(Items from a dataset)
▬▬▬

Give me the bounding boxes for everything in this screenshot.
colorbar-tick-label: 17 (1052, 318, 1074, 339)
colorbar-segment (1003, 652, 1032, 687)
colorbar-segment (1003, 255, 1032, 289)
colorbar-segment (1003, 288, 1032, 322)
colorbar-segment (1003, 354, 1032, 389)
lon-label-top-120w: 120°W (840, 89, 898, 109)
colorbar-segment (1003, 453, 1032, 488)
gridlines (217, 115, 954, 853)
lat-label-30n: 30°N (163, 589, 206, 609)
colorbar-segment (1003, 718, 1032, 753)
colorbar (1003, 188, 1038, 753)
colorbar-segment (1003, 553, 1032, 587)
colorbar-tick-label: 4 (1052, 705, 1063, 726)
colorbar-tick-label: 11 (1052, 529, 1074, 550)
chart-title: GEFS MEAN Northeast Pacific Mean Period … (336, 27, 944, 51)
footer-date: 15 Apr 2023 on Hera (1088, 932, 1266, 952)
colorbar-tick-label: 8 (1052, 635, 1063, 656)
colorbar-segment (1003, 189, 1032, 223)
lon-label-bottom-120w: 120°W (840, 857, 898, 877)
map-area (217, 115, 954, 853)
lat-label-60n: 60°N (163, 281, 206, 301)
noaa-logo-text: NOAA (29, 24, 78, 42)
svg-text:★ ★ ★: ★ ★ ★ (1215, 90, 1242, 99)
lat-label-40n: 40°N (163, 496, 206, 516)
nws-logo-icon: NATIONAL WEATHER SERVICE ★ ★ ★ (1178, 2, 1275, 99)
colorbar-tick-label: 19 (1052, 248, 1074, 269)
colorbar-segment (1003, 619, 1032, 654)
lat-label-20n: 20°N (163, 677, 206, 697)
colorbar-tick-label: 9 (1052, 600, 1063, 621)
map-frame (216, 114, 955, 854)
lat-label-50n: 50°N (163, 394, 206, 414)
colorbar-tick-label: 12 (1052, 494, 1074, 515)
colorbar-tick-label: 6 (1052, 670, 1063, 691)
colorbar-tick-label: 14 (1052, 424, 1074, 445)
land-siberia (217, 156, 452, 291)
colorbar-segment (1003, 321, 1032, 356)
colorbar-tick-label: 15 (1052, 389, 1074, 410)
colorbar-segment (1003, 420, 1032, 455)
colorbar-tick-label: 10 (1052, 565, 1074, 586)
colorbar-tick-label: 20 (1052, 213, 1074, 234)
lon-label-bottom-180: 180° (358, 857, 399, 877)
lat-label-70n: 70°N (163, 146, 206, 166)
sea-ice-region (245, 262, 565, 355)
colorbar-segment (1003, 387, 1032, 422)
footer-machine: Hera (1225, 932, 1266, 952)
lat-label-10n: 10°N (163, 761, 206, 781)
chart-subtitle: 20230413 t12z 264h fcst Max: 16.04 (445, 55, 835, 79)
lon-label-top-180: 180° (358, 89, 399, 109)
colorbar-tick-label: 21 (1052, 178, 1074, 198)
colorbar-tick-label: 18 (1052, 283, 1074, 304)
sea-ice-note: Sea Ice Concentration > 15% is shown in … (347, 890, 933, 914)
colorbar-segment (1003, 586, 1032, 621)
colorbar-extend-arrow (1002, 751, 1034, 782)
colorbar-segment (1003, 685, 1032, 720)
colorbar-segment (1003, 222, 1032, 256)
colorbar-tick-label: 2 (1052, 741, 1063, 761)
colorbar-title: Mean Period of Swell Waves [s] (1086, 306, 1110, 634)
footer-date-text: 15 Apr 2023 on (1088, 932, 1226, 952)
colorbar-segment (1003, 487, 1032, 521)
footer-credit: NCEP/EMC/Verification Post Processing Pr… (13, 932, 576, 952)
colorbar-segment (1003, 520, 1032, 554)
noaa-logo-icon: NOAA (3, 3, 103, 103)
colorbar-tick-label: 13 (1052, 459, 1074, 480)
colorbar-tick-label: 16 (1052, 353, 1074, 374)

▬▬▬

## Exercise details
Reproduce every line of the material above with no changes at all.

## The output
Give me the bounding boxes for everything in this screenshot.
colorbar-tick-label: 17 (1052, 318, 1074, 339)
colorbar-segment (1003, 652, 1032, 687)
colorbar-segment (1003, 255, 1032, 289)
colorbar-segment (1003, 288, 1032, 322)
colorbar-segment (1003, 354, 1032, 389)
lon-label-top-120w: 120°W (840, 89, 898, 109)
colorbar-segment (1003, 453, 1032, 488)
gridlines (217, 115, 954, 853)
lat-label-30n: 30°N (163, 589, 206, 609)
colorbar-segment (1003, 718, 1032, 753)
colorbar (1003, 188, 1038, 753)
colorbar-segment (1003, 553, 1032, 587)
colorbar-tick-label: 4 (1052, 705, 1063, 726)
colorbar-tick-label: 11 (1052, 529, 1074, 550)
chart-title: GEFS MEAN Northeast Pacific Mean Period … (336, 27, 944, 51)
footer-date: 15 Apr 2023 on Hera (1088, 932, 1266, 952)
colorbar-tick-label: 8 (1052, 635, 1063, 656)
colorbar-segment (1003, 189, 1032, 223)
lon-label-bottom-120w: 120°W (840, 857, 898, 877)
map-area (217, 115, 954, 853)
lat-label-60n: 60°N (163, 281, 206, 301)
noaa-logo-text: NOAA (29, 24, 78, 42)
svg-text:★ ★ ★: ★ ★ ★ (1215, 90, 1242, 99)
lat-label-40n: 40°N (163, 496, 206, 516)
nws-logo-icon: NATIONAL WEATHER SERVICE ★ ★ ★ (1178, 2, 1275, 99)
colorbar-tick-label: 19 (1052, 248, 1074, 269)
colorbar-segment (1003, 619, 1032, 654)
lat-label-20n: 20°N (163, 677, 206, 697)
colorbar-tick-label: 9 (1052, 600, 1063, 621)
map-frame (216, 114, 955, 854)
lat-label-50n: 50°N (163, 394, 206, 414)
colorbar-tick-label: 12 (1052, 494, 1074, 515)
colorbar-tick-label: 6 (1052, 670, 1063, 691)
colorbar-tick-label: 14 (1052, 424, 1074, 445)
land-siberia (217, 156, 452, 291)
colorbar-segment (1003, 321, 1032, 356)
colorbar-tick-label: 15 (1052, 389, 1074, 410)
colorbar-segment (1003, 420, 1032, 455)
colorbar-tick-label: 10 (1052, 565, 1074, 586)
colorbar-tick-label: 20 (1052, 213, 1074, 234)
lon-label-bottom-180: 180° (358, 857, 399, 877)
lat-label-70n: 70°N (163, 146, 206, 166)
sea-ice-region (245, 262, 565, 355)
colorbar-segment (1003, 387, 1032, 422)
footer-machine: Hera (1225, 932, 1266, 952)
lat-label-10n: 10°N (163, 761, 206, 781)
chart-subtitle: 20230413 t12z 264h fcst Max: 16.04 (445, 55, 835, 79)
lon-label-top-180: 180° (358, 89, 399, 109)
colorbar-tick-label: 21 (1052, 178, 1074, 198)
colorbar-tick-label: 18 (1052, 283, 1074, 304)
sea-ice-note: Sea Ice Concentration > 15% is shown in … (347, 890, 933, 914)
colorbar-segment (1003, 586, 1032, 621)
colorbar-extend-arrow (1002, 751, 1034, 782)
colorbar-segment (1003, 685, 1032, 720)
colorbar-segment (1003, 222, 1032, 256)
colorbar-tick-label: 2 (1052, 741, 1063, 761)
colorbar-title: Mean Period of Swell Waves [s] (1086, 306, 1110, 634)
footer-date-text: 15 Apr 2023 on (1088, 932, 1226, 952)
colorbar-segment (1003, 487, 1032, 521)
footer-credit: NCEP/EMC/Verification Post Processing Pr… (13, 932, 576, 952)
colorbar-segment (1003, 520, 1032, 554)
noaa-logo-icon: NOAA (3, 3, 103, 103)
colorbar-tick-label: 13 (1052, 459, 1074, 480)
colorbar-tick-label: 16 (1052, 353, 1074, 374)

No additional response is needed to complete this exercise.